Count the lines below that contain the word "savedInstanceState". Give only the number.

- STORED DATA
┄┄┄┄┄┄┄┄┄┄┄┄┄┄┄┄┄┄┄┄
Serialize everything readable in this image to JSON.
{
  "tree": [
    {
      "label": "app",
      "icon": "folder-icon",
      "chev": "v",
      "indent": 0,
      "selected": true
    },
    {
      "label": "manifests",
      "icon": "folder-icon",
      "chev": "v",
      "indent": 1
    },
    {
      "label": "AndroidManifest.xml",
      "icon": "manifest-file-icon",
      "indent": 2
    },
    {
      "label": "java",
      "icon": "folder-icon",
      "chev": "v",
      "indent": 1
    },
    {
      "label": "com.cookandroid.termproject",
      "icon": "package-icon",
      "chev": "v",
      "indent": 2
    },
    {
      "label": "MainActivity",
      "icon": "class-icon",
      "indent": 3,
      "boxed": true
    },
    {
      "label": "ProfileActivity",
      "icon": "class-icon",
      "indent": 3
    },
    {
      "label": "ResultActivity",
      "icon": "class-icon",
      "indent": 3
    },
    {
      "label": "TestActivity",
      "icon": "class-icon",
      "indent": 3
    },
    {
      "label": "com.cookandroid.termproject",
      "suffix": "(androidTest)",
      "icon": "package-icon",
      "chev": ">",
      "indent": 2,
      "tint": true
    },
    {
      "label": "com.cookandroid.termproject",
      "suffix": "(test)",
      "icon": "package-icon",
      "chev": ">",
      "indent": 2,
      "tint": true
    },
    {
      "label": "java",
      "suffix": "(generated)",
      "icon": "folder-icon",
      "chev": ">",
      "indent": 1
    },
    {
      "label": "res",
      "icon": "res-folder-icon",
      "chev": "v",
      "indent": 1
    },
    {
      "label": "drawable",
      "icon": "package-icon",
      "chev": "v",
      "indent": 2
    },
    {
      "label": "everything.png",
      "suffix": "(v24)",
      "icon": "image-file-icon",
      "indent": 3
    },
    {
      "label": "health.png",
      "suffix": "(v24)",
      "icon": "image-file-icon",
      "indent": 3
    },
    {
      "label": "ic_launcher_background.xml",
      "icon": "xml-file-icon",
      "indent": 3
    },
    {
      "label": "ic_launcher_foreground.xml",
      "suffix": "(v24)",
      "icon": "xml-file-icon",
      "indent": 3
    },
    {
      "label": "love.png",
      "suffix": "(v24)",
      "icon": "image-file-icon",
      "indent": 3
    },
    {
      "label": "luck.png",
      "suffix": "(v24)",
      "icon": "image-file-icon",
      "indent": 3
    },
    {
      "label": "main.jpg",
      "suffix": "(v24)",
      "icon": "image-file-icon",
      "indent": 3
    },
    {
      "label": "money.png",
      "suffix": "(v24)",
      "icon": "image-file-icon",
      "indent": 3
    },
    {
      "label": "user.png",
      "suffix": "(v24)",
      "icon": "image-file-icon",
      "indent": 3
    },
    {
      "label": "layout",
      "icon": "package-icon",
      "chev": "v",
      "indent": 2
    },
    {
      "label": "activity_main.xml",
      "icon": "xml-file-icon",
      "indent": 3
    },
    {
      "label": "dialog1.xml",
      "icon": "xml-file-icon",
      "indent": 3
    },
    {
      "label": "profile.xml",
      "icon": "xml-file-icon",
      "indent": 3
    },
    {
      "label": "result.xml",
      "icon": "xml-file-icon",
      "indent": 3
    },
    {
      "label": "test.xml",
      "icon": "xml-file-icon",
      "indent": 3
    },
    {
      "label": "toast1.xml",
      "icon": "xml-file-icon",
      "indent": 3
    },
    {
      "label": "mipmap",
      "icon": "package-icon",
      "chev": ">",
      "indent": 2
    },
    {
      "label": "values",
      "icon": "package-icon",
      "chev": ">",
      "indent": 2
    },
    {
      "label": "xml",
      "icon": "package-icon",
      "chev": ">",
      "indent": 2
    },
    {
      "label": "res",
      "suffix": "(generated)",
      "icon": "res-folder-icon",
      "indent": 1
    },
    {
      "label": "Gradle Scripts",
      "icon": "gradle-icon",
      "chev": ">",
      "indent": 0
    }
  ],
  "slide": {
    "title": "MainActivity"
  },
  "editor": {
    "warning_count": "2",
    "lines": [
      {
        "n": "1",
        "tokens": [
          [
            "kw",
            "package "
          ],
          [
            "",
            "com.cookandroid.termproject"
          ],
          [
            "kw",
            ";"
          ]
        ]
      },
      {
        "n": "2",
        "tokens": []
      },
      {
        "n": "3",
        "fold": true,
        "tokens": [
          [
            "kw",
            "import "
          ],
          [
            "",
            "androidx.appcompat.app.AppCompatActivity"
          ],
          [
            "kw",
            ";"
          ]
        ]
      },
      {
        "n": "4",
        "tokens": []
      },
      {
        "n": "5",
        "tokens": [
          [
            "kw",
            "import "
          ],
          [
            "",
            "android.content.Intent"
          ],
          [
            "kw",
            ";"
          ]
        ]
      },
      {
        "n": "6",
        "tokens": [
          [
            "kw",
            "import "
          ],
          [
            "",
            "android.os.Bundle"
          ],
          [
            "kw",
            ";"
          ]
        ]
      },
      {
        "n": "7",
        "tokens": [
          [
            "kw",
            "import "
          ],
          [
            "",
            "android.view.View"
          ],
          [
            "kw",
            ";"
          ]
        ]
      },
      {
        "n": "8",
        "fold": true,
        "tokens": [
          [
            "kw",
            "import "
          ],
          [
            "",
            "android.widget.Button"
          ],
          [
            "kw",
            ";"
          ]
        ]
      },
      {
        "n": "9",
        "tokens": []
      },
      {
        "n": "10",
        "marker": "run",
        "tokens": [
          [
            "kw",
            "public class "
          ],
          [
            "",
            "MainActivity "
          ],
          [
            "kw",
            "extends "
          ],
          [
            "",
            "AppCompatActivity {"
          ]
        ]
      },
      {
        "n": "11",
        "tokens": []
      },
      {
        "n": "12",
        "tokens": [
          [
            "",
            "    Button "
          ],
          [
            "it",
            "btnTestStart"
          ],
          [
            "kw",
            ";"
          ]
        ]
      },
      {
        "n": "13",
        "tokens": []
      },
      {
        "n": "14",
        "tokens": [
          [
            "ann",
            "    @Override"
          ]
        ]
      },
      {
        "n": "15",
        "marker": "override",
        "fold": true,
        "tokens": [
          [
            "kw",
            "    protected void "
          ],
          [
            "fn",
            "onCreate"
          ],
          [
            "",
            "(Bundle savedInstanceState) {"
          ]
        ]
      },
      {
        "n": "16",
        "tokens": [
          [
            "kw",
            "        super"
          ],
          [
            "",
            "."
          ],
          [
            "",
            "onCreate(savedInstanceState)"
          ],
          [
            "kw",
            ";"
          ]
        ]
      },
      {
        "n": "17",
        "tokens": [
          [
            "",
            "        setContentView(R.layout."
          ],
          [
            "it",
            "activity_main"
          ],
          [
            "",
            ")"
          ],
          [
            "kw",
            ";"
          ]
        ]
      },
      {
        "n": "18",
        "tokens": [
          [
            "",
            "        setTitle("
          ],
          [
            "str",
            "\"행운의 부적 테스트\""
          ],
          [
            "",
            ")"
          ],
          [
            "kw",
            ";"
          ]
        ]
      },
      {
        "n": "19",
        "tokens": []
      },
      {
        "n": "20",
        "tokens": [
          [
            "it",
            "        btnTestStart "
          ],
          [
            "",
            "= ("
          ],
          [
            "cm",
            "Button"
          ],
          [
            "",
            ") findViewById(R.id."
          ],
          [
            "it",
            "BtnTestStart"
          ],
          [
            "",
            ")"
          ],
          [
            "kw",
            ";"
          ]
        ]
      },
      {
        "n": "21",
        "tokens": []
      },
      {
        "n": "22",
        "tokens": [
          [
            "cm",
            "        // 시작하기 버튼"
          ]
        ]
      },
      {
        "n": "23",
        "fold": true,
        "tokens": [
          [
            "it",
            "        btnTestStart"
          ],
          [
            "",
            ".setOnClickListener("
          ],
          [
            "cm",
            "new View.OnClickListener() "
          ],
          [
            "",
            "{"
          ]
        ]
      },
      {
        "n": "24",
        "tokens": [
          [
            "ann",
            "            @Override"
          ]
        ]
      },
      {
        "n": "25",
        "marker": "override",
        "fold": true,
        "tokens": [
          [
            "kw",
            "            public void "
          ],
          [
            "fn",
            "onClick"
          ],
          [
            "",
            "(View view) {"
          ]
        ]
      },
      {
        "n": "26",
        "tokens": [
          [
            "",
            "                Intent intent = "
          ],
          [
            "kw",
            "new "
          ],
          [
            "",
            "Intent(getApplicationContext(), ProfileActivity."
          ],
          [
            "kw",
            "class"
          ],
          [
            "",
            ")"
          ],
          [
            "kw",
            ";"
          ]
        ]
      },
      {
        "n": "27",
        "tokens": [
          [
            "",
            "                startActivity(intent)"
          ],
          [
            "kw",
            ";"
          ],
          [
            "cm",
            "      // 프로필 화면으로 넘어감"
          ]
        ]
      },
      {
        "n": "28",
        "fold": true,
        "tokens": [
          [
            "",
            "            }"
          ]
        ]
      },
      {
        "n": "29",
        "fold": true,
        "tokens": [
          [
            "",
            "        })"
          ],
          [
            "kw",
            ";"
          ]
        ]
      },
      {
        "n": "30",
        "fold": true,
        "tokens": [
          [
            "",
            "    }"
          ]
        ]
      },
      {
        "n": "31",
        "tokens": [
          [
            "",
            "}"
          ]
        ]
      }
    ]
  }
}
┄┄┄┄┄┄┄┄┄┄┄┄┄┄┄┄┄┄┄┄
- RESULT OF THE EXERCISE
2